Transcribe every line exactly and omit anything that is a picture.

Dataset items
- - - -

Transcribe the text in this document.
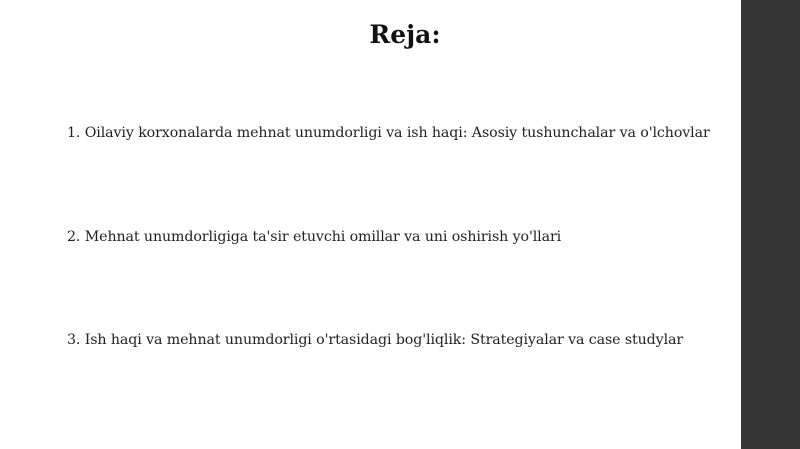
Reja:
1. Oilaviy korxonalarda mehnat unumdorligi va ish haqi: Asosiy tushunchalar va o'lchovlar
2. Mehnat unumdorligiga ta'sir etuvchi omillar va uni oshirish yo'llari
3. Ish haqi va mehnat unumdorligi o'rtasidagi bog'liqlik: Strategiyalar va case studylar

- - - -

• [Response]
Transcribe the text in this document.
Reja:
1. Oilaviy korxonalarda mehnat unumdorligi va ish haqi: Asosiy tushunchalar va o'lchovlar
2. Mehnat unumdorligiga ta'sir etuvchi omillar va uni oshirish yo'llari
3. Ish haqi va mehnat unumdorligi o'rtasidagi bog'liqlik: Strategiyalar va case studylar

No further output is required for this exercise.